## What to do
In the entries below, count every line containing "characteristic". Return the number and nothing else.

## Material for this task
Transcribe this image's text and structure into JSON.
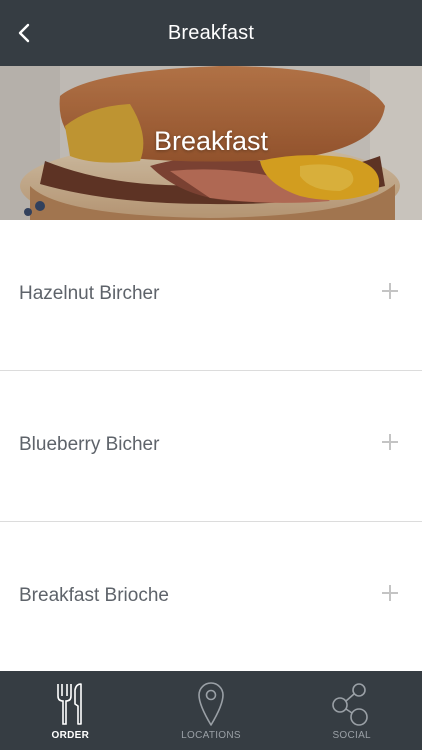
{
  "header": {
    "title": "Breakfast",
    "back_icon": "chevron-left-icon"
  },
  "hero": {
    "title": "Breakfast"
  },
  "menu": {
    "items": [
      {
        "label": "Hazelnut Bircher"
      },
      {
        "label": "Blueberry Bicher"
      },
      {
        "label": "Breakfast Brioche"
      }
    ],
    "add_icon": "plus-icon"
  },
  "tabs": [
    {
      "label": "ORDER",
      "icon": "fork-knife-icon",
      "active": true
    },
    {
      "label": "LOCATIONS",
      "icon": "location-pin-icon",
      "active": false
    },
    {
      "label": "SOCIAL",
      "icon": "share-icon",
      "active": false
    }
  ],
  "colors": {
    "bar_background": "#363d43",
    "item_text": "#5e636a",
    "plus": "#c4c4c4",
    "tab_inactive": "#9aa0a6"
  }
}
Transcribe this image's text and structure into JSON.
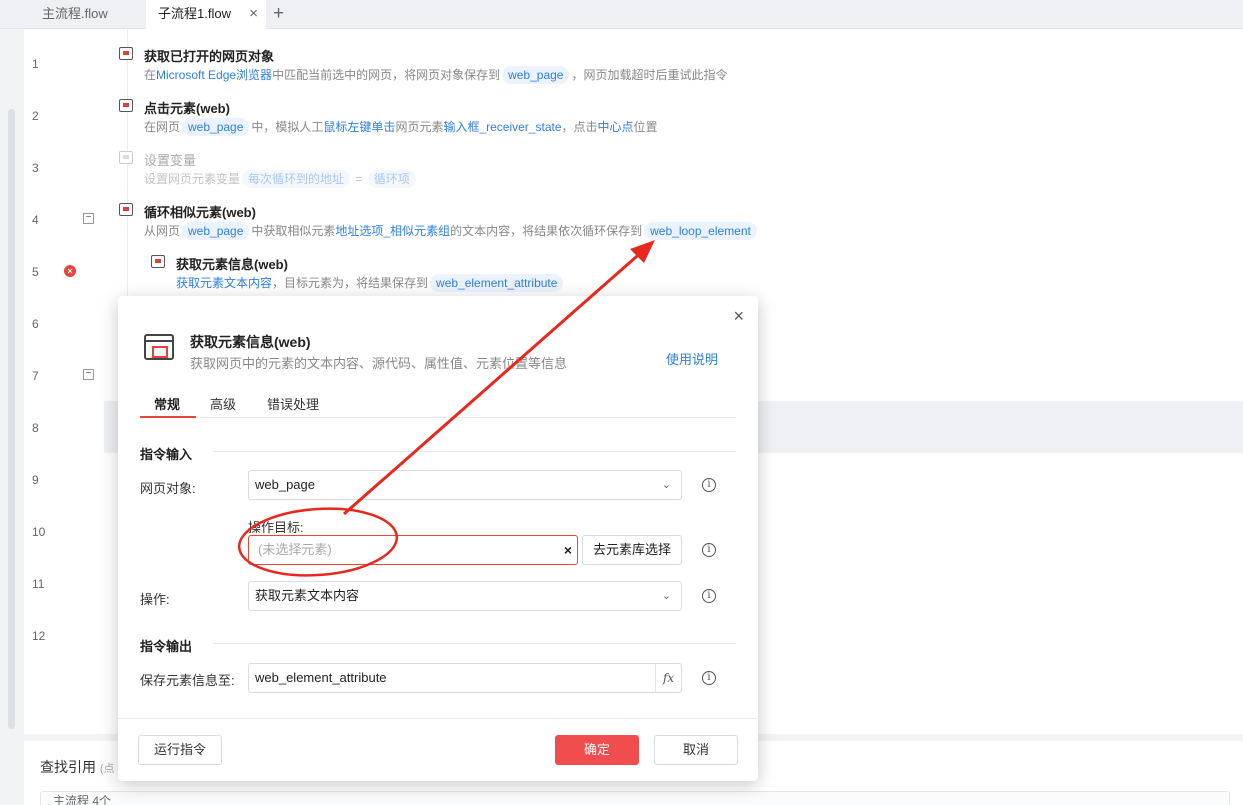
{
  "tabs": [
    {
      "label": "主流程.flow"
    },
    {
      "label": "子流程1.flow",
      "close": "×"
    }
  ],
  "tab_add": "+",
  "line_numbers": [
    "1",
    "2",
    "3",
    "4",
    "5",
    "6",
    "7",
    "8",
    "9",
    "10",
    "11",
    "12"
  ],
  "fold_symbol": "−",
  "steps": {
    "s1": {
      "title": "获取已打开的网页对象",
      "d1": "在",
      "d2": "Microsoft Edge浏览器",
      "d3": "中匹配当前选中的网页，将网页对象保存到",
      "chip": "web_page",
      "d4": "，网页加载超时后重试此指令"
    },
    "s2": {
      "title": "点击元素(web)",
      "d1": "在网页",
      "chip": "web_page",
      "d2": "中，模拟人工",
      "d3": "鼠标左键单击",
      "d4": "网页元素",
      "d5": "输入框_receiver_state",
      "d6": "，点击",
      "d7": "中心点",
      "d8": "位置"
    },
    "s3": {
      "title": "设置变量",
      "d1": "设置网页元素变量",
      "chip1": "每次循环到的地址",
      "d2": "=",
      "chip2": "循环项"
    },
    "s4": {
      "title": "循环相似元素(web)",
      "d1": "从网页",
      "chip1": "web_page",
      "d2": "中获取相似元素",
      "d3": "地址选项_相似元素组",
      "d4": "的文本内容，将结果依次循环保存到",
      "chip2": "web_loop_element"
    },
    "s5": {
      "title": "获取元素信息(web)",
      "d1": "获取元素文本内容",
      "d2": "，目标元素为，将结果保存到",
      "chip": "web_element_attribute"
    }
  },
  "error_mark": "×",
  "bottom": {
    "title": "查找引用",
    "title_hint": "(点",
    "row": "主流程 4个"
  },
  "modal": {
    "close": "×",
    "title": "获取元素信息(web)",
    "subtitle": "获取网页中的元素的文本内容、源代码、属性值、元素位置等信息",
    "help": "使用说明",
    "tabs": [
      "常规",
      "高级",
      "错误处理"
    ],
    "section_input": "指令输入",
    "web_object_label": "网页对象:",
    "web_object_value": "web_page",
    "target_label": "操作目标:",
    "target_placeholder": "(未选择元素)",
    "target_clear": "×",
    "lib_button": "去元素库选择",
    "operation_label": "操作:",
    "operation_value": "获取元素文本内容",
    "section_output": "指令输出",
    "save_label": "保存元素信息至:",
    "save_value": "web_element_attribute",
    "fx": "fx",
    "info": "i",
    "caret": "⌄",
    "run_button": "运行指令",
    "ok_button": "确定",
    "cancel_button": "取消"
  },
  "annotation_color": "#e8281e"
}
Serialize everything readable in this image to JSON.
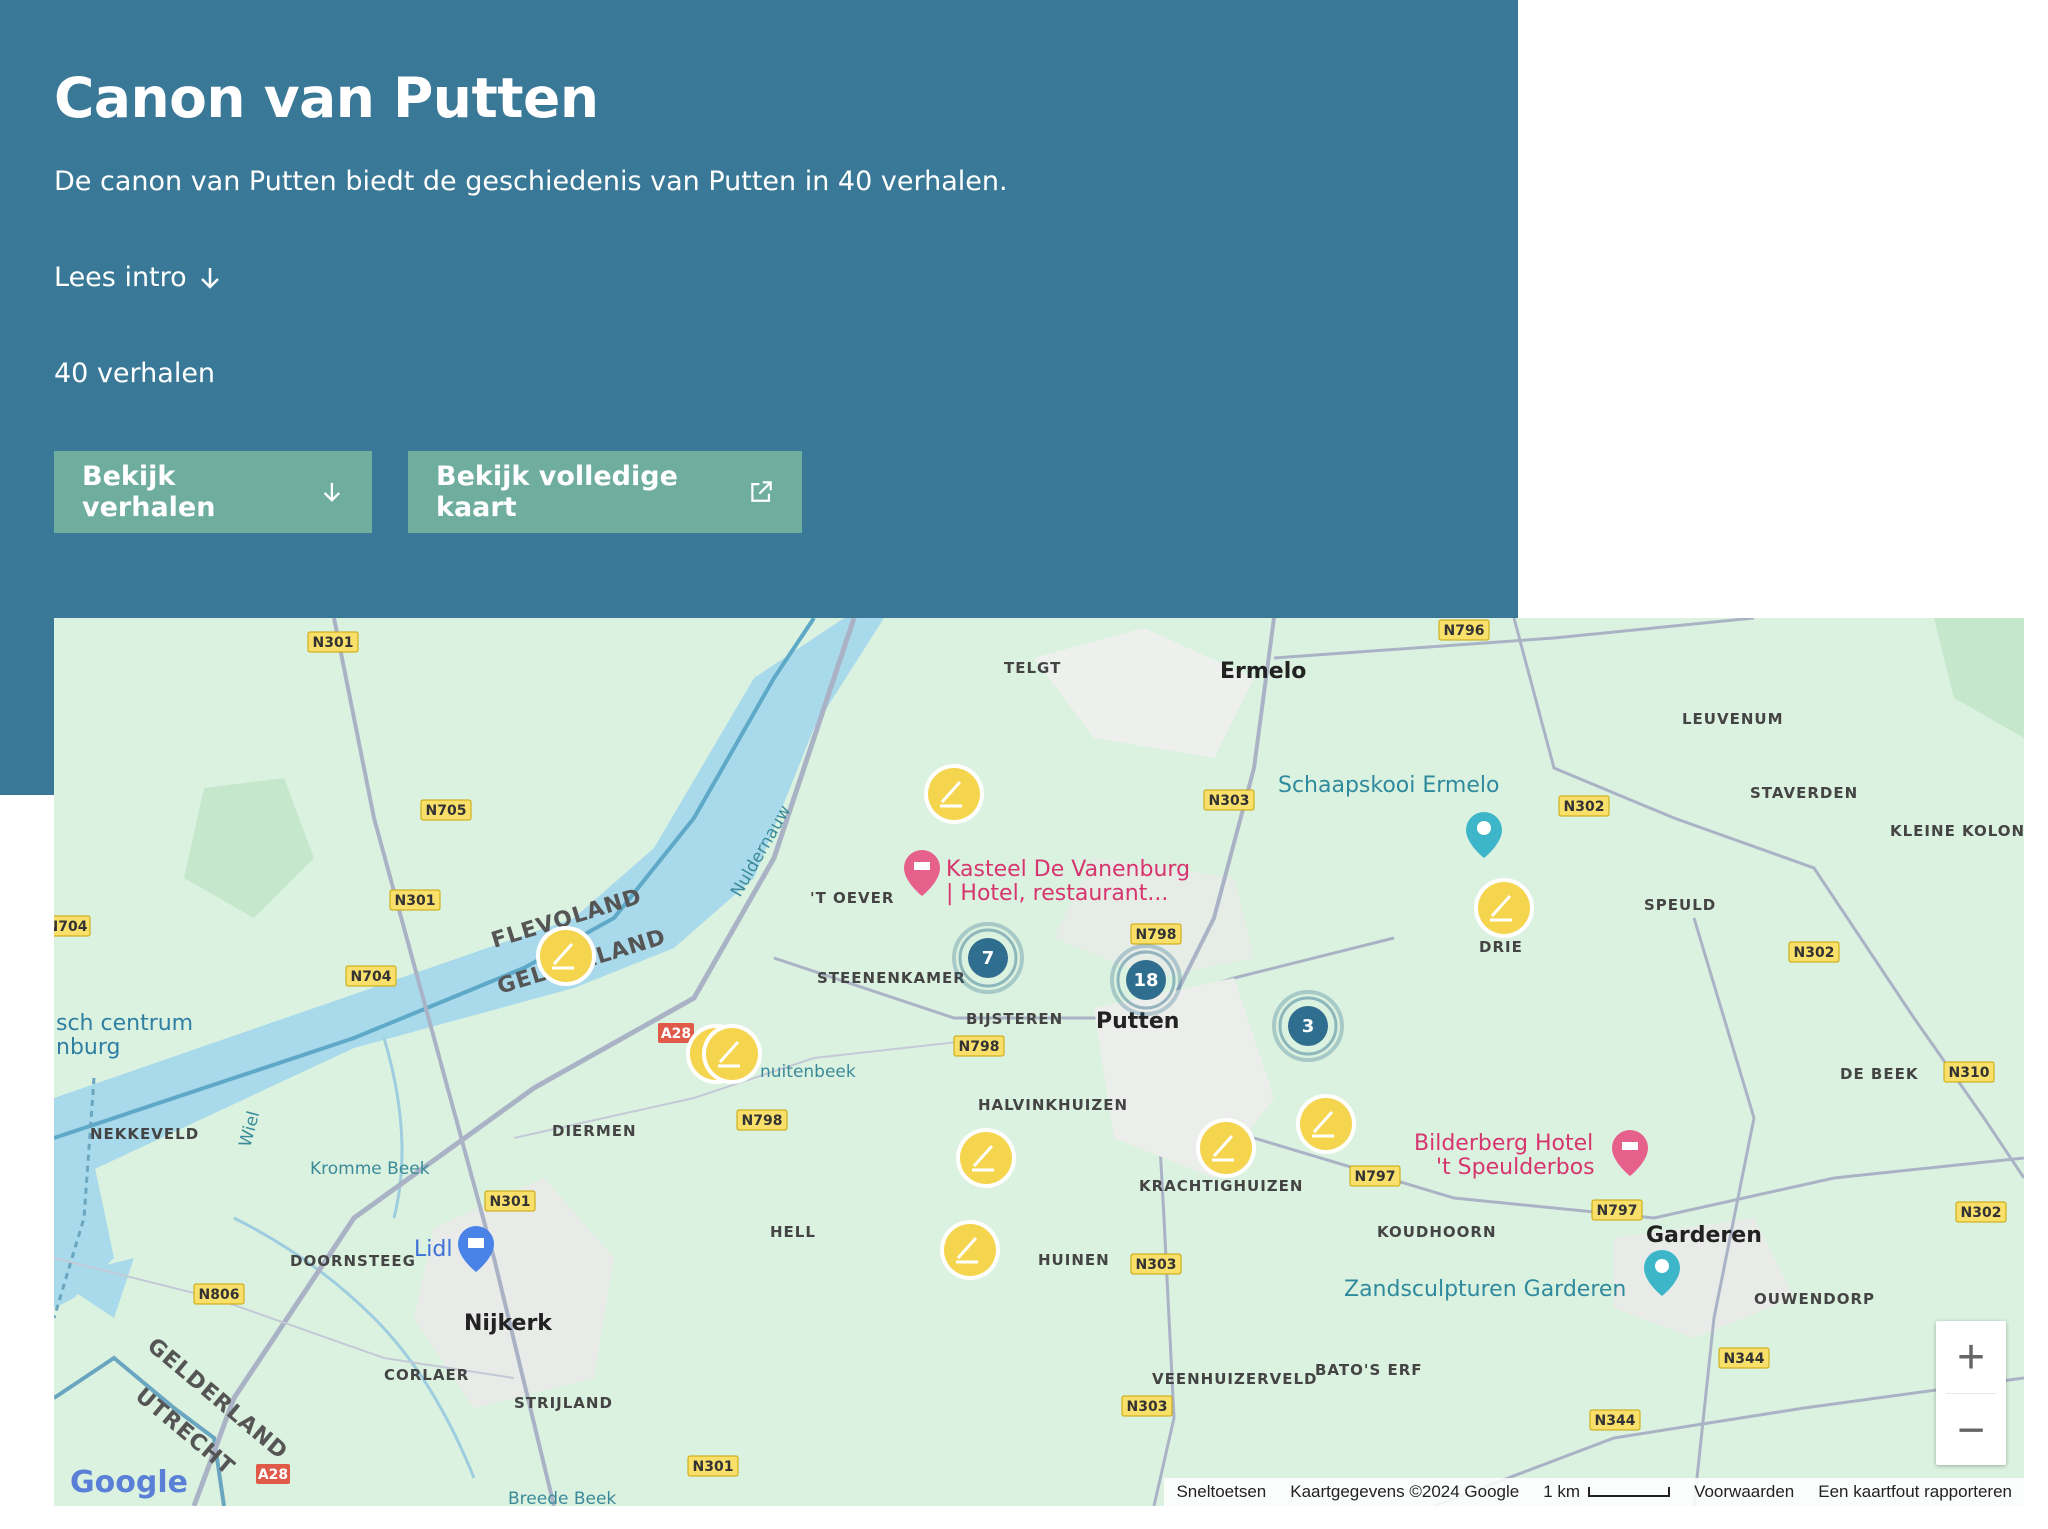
{
  "hero": {
    "title": "Canon van Putten",
    "description": "De canon van Putten biedt de geschiedenis van Putten in 40 verhalen.",
    "intro_link": "Lees intro",
    "count": "40 verhalen",
    "buttons": {
      "stories": "Bekijk verhalen",
      "full_map": "Bekijk volledige kaart"
    },
    "colors": {
      "background": "#397896",
      "button": "#6fae9e"
    }
  },
  "map": {
    "places": {
      "ermelo": "Ermelo",
      "putten": "Putten",
      "nijkerk": "Nijkerk",
      "garderen": "Garderen",
      "telgt": "TELGT",
      "leuvenum": "LEUVENUM",
      "staverden": "STAVERDEN",
      "kleine_kolon": "KLEINE KOLON",
      "speuld": "SPEULD",
      "drie": "DRIE",
      "t_oever": "'T OEVER",
      "steenenkamer": "STEENENKAMER",
      "bijsteren": "BIJSTEREN",
      "halvinkhuizen": "HALVINKHUIZEN",
      "krachtighuizen": "KRACHTIGHUIZEN",
      "koudhoorn": "KOUDHOORN",
      "diermen": "DIERMEN",
      "hell": "HELL",
      "huinen": "HUINEN",
      "doornsteeg": "DOORNSTEEG",
      "corlaer": "CORLAER",
      "strijland": "STRIJLAND",
      "veenhuizerveld": "VEENHUIZERVELD",
      "batos_erf": "BATO'S ERF",
      "ouwendorp": "OUWENDORP",
      "de_beek": "DE BEEK",
      "nekkeveld": "NEKKEVELD",
      "flevoland": "FLEVOLAND",
      "gelderland": "GELDERLAND",
      "gelderland_sw": "GELDERLAND",
      "utrecht": "UTRECHT",
      "nuldernauw": "Nuldernauw",
      "kromme_beek": "Kromme Beek",
      "breede_beek": "Breede Beek",
      "wiel": "Wiel",
      "sch_centrum": "sch centrum",
      "nburg": "nburg",
      "muitenbeek": "nuitenbeek"
    },
    "pois": {
      "schaapskooi": "Schaapskooi Ermelo",
      "vanenburg_1": "Kasteel De Vanenburg",
      "vanenburg_2": "| Hotel, restaurant...",
      "bilderberg_1": "Bilderberg Hotel",
      "bilderberg_2": "'t Speulderbos",
      "zandsculpturen": "Zandsculpturen Garderen",
      "lidl": "Lidl"
    },
    "roads": [
      "N301",
      "N705",
      "N301",
      "N704",
      "N704",
      "A28",
      "N798",
      "N301",
      "N806",
      "N796",
      "N303",
      "N302",
      "N798",
      "N798",
      "N302",
      "N310",
      "N797",
      "N797",
      "N302",
      "N303",
      "N344",
      "N344",
      "N303",
      "N301",
      "A28"
    ],
    "clusters": {
      "c1": "7",
      "c2": "18",
      "c3": "3"
    },
    "zoom": {
      "plus": "+",
      "minus": "−"
    },
    "footer": {
      "shortcuts": "Sneltoetsen",
      "mapdata": "Kaartgegevens ©2024 Google",
      "scale": "1 km",
      "terms": "Voorwaarden",
      "report": "Een kaartfout rapporteren"
    },
    "google": "Google"
  }
}
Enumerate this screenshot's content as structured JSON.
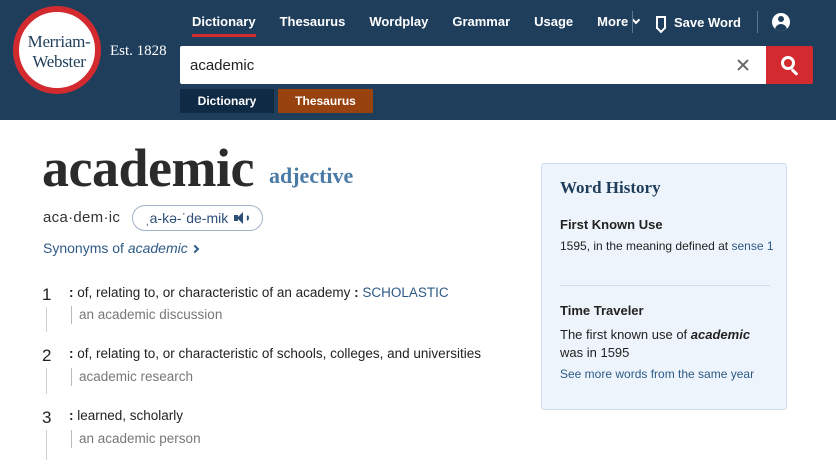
{
  "logo": {
    "line1": "Merriam-",
    "line2": "Webster"
  },
  "est": "Est. 1828",
  "nav": {
    "items": [
      {
        "label": "Dictionary",
        "active": true
      },
      {
        "label": "Thesaurus"
      },
      {
        "label": "Wordplay"
      },
      {
        "label": "Grammar"
      },
      {
        "label": "Usage"
      },
      {
        "label": "More"
      }
    ],
    "save_word": "Save Word"
  },
  "search": {
    "value": "academic",
    "placeholder": ""
  },
  "tabs": {
    "dictionary": "Dictionary",
    "thesaurus": "Thesaurus"
  },
  "entry": {
    "headword": "academic",
    "pos": "adjective",
    "syllables": "aca·dem·ic",
    "pronunciation": "ˌa-kə-ˈde-mik",
    "synonyms_prefix": "Synonyms of ",
    "synonyms_word": "academic"
  },
  "senses": [
    {
      "num": "1",
      "colon": ":",
      "def": " of, relating to, or characteristic of an academy ",
      "colon2": ":",
      "xref": " SCHOLASTIC",
      "example": "an academic discussion"
    },
    {
      "num": "2",
      "colon": ":",
      "def": " of, relating to, or characteristic of schools, colleges, and universities",
      "example": "academic research"
    },
    {
      "num": "3",
      "colon": ":",
      "def": " learned, scholarly",
      "example": "an academic person"
    }
  ],
  "word_history": {
    "title": "Word History",
    "first_known_use_heading": "First Known Use",
    "first_known_use_text": "1595, in the meaning defined at ",
    "first_known_use_link": "sense 1",
    "time_traveler_heading": "Time Traveler",
    "time_traveler_pre": "The first known use of ",
    "time_traveler_word": "academic",
    "time_traveler_post": " was in 1595",
    "more_link": "See more words from the same year"
  },
  "colors": {
    "header_bg": "#1f3e5c",
    "brand_red": "#d22a2e",
    "link_blue": "#2d5a87",
    "thesaurus_orange": "#97420f"
  }
}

## Worked solution
2